▶ [What you will do]: Copy each line in which the string "JSON" occurs.

# START OF The input

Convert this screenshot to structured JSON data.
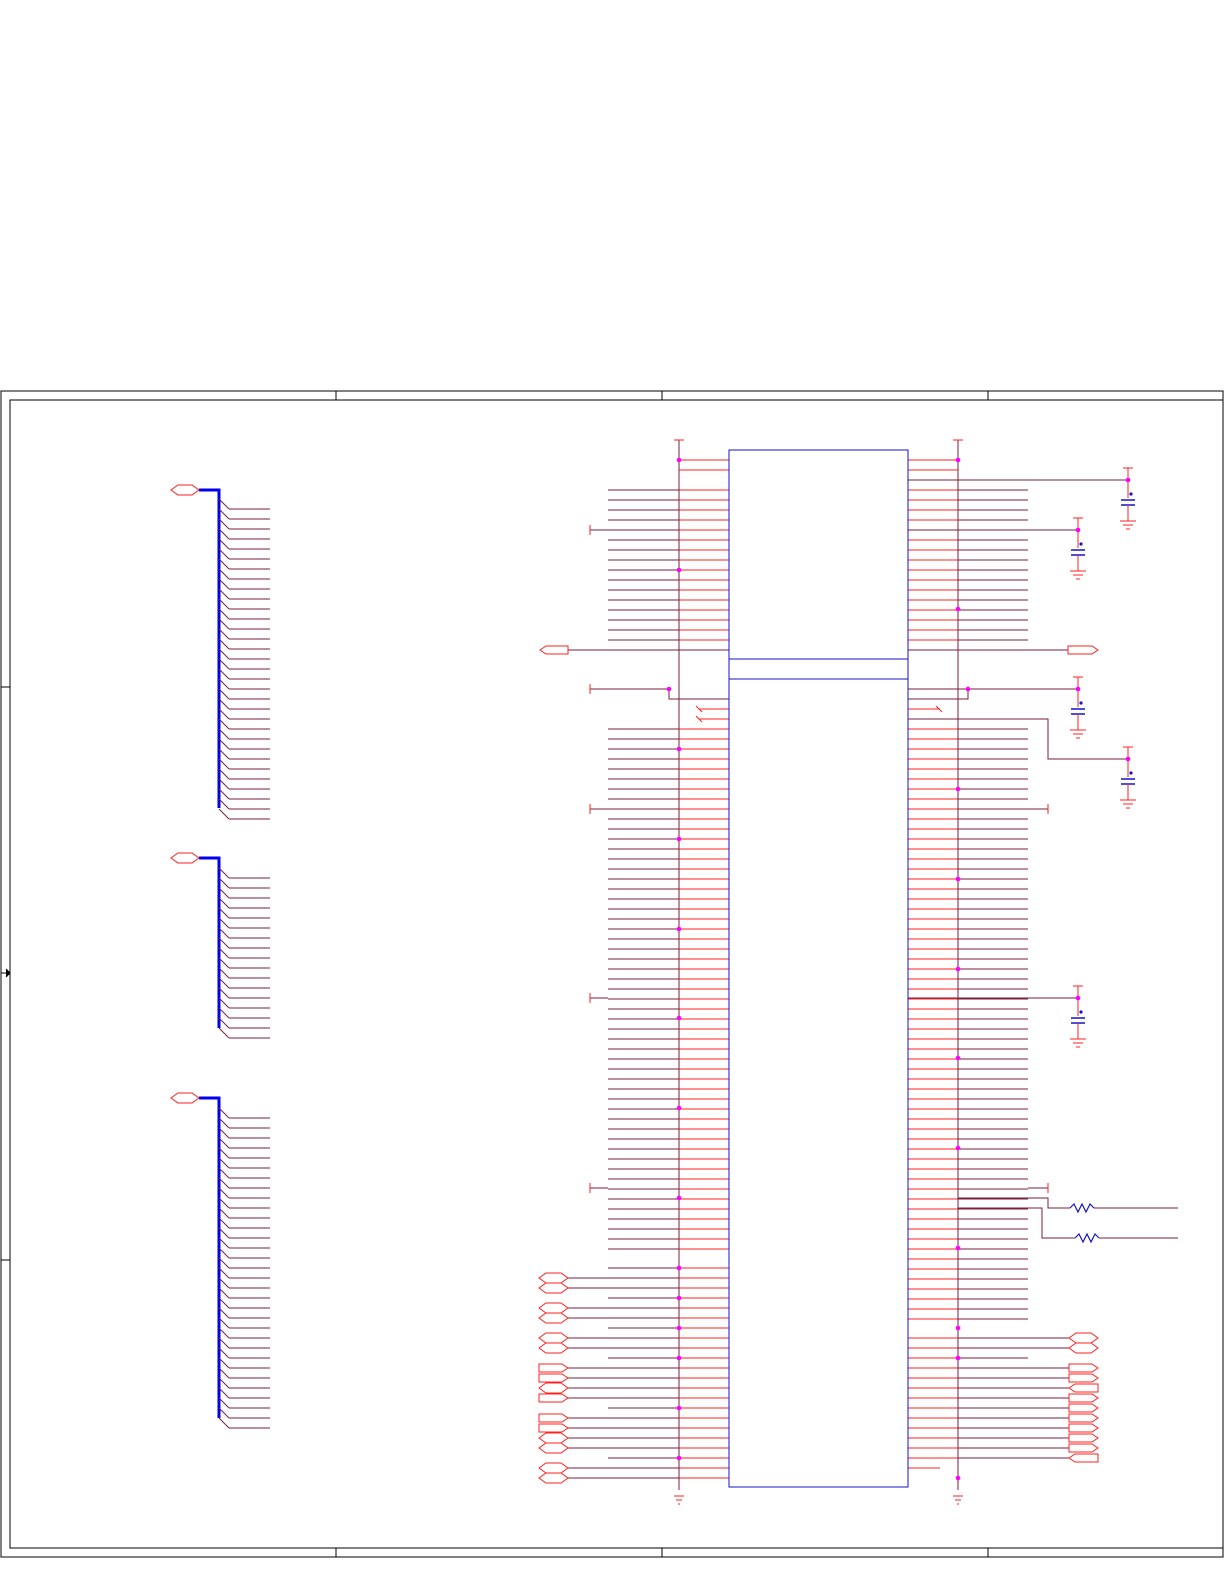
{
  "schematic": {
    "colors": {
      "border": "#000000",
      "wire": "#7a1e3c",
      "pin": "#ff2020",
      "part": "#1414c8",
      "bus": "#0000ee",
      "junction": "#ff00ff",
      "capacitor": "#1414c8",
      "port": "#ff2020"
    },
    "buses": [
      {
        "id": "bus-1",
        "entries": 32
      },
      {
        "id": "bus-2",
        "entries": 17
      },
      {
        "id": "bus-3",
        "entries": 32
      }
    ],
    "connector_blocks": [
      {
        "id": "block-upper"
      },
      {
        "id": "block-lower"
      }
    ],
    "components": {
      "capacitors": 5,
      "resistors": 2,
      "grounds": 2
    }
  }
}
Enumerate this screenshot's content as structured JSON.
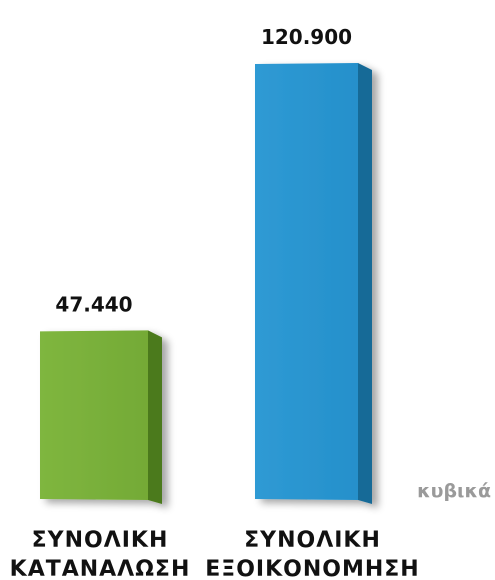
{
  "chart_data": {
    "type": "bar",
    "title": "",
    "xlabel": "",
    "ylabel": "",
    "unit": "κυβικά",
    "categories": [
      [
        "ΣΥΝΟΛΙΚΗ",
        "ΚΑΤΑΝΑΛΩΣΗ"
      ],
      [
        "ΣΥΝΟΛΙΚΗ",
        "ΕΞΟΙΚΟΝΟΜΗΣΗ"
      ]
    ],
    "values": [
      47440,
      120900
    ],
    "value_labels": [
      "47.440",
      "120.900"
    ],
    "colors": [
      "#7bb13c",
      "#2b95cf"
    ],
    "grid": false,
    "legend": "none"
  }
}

# END OF The input

▶ [Solution for this task]:
Convert this screenshot to structured JSON data.
Enumerate this screenshot's content as structured JSON.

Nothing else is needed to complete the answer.